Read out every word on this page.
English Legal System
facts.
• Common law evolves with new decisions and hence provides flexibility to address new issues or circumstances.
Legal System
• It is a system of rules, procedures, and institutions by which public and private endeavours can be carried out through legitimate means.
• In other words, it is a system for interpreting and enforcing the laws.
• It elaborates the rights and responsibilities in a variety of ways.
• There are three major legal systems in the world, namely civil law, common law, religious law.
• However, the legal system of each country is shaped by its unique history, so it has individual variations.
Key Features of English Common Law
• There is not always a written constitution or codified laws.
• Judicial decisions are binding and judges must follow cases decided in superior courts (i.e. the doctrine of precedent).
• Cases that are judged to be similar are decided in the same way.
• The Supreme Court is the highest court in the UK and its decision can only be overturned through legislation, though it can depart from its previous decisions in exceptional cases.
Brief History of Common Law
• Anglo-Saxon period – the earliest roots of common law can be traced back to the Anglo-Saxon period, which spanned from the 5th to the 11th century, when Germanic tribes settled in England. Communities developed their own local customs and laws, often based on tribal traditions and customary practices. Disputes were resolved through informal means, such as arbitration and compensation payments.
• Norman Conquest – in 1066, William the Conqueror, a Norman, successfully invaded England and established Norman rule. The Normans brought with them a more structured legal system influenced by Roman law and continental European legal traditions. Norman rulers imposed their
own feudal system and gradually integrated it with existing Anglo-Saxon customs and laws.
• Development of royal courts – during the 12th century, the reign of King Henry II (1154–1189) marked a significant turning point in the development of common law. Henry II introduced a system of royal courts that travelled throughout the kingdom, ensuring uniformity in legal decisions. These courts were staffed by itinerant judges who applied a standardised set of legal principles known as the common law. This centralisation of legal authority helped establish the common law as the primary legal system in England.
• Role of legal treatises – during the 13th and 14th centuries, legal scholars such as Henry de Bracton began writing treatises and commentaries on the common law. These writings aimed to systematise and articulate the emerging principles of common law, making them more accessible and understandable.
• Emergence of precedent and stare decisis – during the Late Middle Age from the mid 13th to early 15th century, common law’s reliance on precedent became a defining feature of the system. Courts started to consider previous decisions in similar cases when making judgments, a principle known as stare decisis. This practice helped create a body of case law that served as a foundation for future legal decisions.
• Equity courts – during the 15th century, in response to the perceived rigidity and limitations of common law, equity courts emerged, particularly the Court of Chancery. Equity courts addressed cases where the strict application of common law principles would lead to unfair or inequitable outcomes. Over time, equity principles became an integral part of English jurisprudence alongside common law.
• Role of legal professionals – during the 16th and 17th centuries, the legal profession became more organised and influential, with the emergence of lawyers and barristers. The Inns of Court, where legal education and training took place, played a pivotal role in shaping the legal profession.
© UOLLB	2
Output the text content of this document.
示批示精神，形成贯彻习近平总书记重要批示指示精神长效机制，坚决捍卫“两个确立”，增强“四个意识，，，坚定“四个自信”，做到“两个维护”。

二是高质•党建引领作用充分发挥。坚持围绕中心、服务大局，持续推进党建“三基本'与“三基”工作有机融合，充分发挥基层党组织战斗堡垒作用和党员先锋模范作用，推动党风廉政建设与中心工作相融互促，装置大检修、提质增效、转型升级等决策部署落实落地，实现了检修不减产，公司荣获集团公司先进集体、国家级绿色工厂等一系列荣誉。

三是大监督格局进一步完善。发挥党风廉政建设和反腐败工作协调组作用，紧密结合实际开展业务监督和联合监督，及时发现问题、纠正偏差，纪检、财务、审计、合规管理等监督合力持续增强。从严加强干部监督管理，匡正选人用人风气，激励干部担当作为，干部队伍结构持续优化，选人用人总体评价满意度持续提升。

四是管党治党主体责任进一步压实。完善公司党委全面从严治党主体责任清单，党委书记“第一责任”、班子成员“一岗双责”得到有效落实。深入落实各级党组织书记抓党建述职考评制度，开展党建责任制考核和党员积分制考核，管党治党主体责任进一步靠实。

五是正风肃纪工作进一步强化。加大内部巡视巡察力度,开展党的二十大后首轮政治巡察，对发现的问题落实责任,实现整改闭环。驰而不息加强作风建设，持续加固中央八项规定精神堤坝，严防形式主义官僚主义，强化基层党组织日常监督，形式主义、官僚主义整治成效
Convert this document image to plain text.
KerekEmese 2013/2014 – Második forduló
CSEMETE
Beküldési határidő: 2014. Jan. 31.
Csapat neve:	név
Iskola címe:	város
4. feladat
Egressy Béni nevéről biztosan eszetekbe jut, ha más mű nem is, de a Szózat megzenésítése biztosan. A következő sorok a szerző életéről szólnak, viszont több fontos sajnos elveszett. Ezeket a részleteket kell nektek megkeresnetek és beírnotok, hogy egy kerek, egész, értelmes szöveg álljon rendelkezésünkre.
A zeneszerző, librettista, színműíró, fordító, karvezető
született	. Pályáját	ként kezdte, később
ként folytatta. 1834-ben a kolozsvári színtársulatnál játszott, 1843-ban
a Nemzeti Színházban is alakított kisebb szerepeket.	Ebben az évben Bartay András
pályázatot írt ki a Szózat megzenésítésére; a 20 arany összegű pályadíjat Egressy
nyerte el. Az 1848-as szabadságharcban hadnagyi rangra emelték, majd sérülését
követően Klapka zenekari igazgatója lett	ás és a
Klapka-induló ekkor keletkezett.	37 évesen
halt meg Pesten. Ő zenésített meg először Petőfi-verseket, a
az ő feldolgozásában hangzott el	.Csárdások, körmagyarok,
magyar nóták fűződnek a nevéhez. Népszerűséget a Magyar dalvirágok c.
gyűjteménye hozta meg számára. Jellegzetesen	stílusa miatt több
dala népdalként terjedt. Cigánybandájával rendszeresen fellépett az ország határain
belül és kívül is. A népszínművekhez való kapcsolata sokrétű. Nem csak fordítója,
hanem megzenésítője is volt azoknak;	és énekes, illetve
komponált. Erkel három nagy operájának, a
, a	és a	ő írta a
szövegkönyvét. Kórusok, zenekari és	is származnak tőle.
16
----------
#### WORK INSTRUCTIONS
Every record above needs to be repeated word for word.

#### EXERCISE SOLUTION
Read out every word on this page.
English Legal System
facts.
• Common law evolves with new decisions and hence provides flexibility to address new issues or circumstances.
Legal System
• It is a system of rules, procedures, and institutions by which public and private endeavours can be carried out through legitimate means.
• In other words, it is a system for interpreting and enforcing the laws.
• It elaborates the rights and responsibilities in a variety of ways.
• There are three major legal systems in the world, namely civil law, common law, religious law.
• However, the legal system of each country is shaped by its unique history, so it has individual variations.
Key Features of English Common Law
• There is not always a written constitution or codified laws.
• Judicial decisions are binding and judges must follow cases decided in superior courts (i.e. the doctrine of precedent).
• Cases that are judged to be similar are decided in the same way.
• The Supreme Court is the highest court in the UK and its decision can only be overturned through legislation, though it can depart from its previous decisions in exceptional cases.
Brief History of Common Law
• Anglo-Saxon period – the earliest roots of common law can be traced back to the Anglo-Saxon period, which spanned from the 5th to the 11th century, when Germanic tribes settled in England. Communities developed their own local customs and laws, often based on tribal traditions and customary practices. Disputes were resolved through informal means, such as arbitration and compensation payments.
• Norman Conquest – in 1066, William the Conqueror, a Norman, successfully invaded England and established Norman rule. The Normans brought with them a more structured legal system influenced by Roman law and continental European legal traditions. Norman rulers imposed their
own feudal system and gradually integrated it with existing Anglo-Saxon customs and laws.
• Development of royal courts – during the 12th century, the reign of King Henry II (1154–1189) marked a significant turning point in the development of common law. Henry II introduced a system of royal courts that travelled throughout the kingdom, ensuring uniformity in legal decisions. These courts were staffed by itinerant judges who applied a standardised set of legal principles known as the common law. This centralisation of legal authority helped establish the common law as the primary legal system in England.
• Role of legal treatises – during the 13th and 14th centuries, legal scholars such as Henry de Bracton began writing treatises and commentaries on the common law. These writings aimed to systematise and articulate the emerging principles of common law, making them more accessible and understandable.
• Emergence of precedent and stare decisis – during the Late Middle Age from the mid 13th to early 15th century, common law’s reliance on precedent became a defining feature of the system. Courts started to consider previous decisions in similar cases when making judgments, a principle known as stare decisis. This practice helped create a body of case law that served as a foundation for future legal decisions.
• Equity courts – during the 15th century, in response to the perceived rigidity and limitations of common law, equity courts emerged, particularly the Court of Chancery. Equity courts addressed cases where the strict application of common law principles would lead to unfair or inequitable outcomes. Over time, equity principles became an integral part of English jurisprudence alongside common law.
• Role of legal professionals – during the 16th and 17th centuries, the legal profession became more organised and influential, with the emergence of lawyers and barristers. The Inns of Court, where legal education and training took place, played a pivotal role in shaping the legal profession.
© UOLLB	2
Output the text content of this document.
示批示精神，形成贯彻习近平总书记重要批示指示精神长效机制，坚决捍卫“两个确立”，增强“四个意识，，，坚定“四个自信”，做到“两个维护”。

二是高质•党建引领作用充分发挥。坚持围绕中心、服务大局，持续推进党建“三基本'与“三基”工作有机融合，充分发挥基层党组织战斗堡垒作用和党员先锋模范作用，推动党风廉政建设与中心工作相融互促，装置大检修、提质增效、转型升级等决策部署落实落地，实现了检修不减产，公司荣获集团公司先进集体、国家级绿色工厂等一系列荣誉。

三是大监督格局进一步完善。发挥党风廉政建设和反腐败工作协调组作用，紧密结合实际开展业务监督和联合监督，及时发现问题、纠正偏差，纪检、财务、审计、合规管理等监督合力持续增强。从严加强干部监督管理，匡正选人用人风气，激励干部担当作为，干部队伍结构持续优化，选人用人总体评价满意度持续提升。

四是管党治党主体责任进一步压实。完善公司党委全面从严治党主体责任清单，党委书记“第一责任”、班子成员“一岗双责”得到有效落实。深入落实各级党组织书记抓党建述职考评制度，开展党建责任制考核和党员积分制考核，管党治党主体责任进一步靠实。

五是正风肃纪工作进一步强化。加大内部巡视巡察力度,开展党的二十大后首轮政治巡察，对发现的问题落实责任,实现整改闭环。驰而不息加强作风建设，持续加固中央八项规定精神堤坝，严防形式主义官僚主义，强化基层党组织日常监督，形式主义、官僚主义整治成效
Convert this document image to plain text.
KerekEmese 2013/2014 – Második forduló
CSEMETE
Beküldési határidő: 2014. Jan. 31.
Csapat neve:	név
Iskola címe:	város
4. feladat
Egressy Béni nevéről biztosan eszetekbe jut, ha más mű nem is, de a Szózat megzenésítése biztosan. A következő sorok a szerző életéről szólnak, viszont több fontos sajnos elveszett. Ezeket a részleteket kell nektek megkeresnetek és beírnotok, hogy egy kerek, egész, értelmes szöveg álljon rendelkezésünkre.
A zeneszerző, librettista, színműíró, fordító, karvezető
született	. Pályáját	ként kezdte, később
ként folytatta. 1834-ben a kolozsvári színtársulatnál játszott, 1843-ban
a Nemzeti Színházban is alakított kisebb szerepeket.	Ebben az évben Bartay András
pályázatot írt ki a Szózat megzenésítésére; a 20 arany összegű pályadíjat Egressy
nyerte el. Az 1848-as szabadságharcban hadnagyi rangra emelték, majd sérülését
követően Klapka zenekari igazgatója lett	ás és a
Klapka-induló ekkor keletkezett.	37 évesen
halt meg Pesten. Ő zenésített meg először Petőfi-verseket, a
az ő feldolgozásában hangzott el	.Csárdások, körmagyarok,
magyar nóták fűződnek a nevéhez. Népszerűséget a Magyar dalvirágok c.
gyűjteménye hozta meg számára. Jellegzetesen	stílusa miatt több
dala népdalként terjedt. Cigánybandájával rendszeresen fellépett az ország határain
belül és kívül is. A népszínművekhez való kapcsolata sokrétű. Nem csak fordítója,
hanem megzenésítője is volt azoknak;	és énekes, illetve
komponált. Erkel három nagy operájának, a
, a	és a	ő írta a
szövegkönyvét. Kórusok, zenekari és	is származnak tőle.
16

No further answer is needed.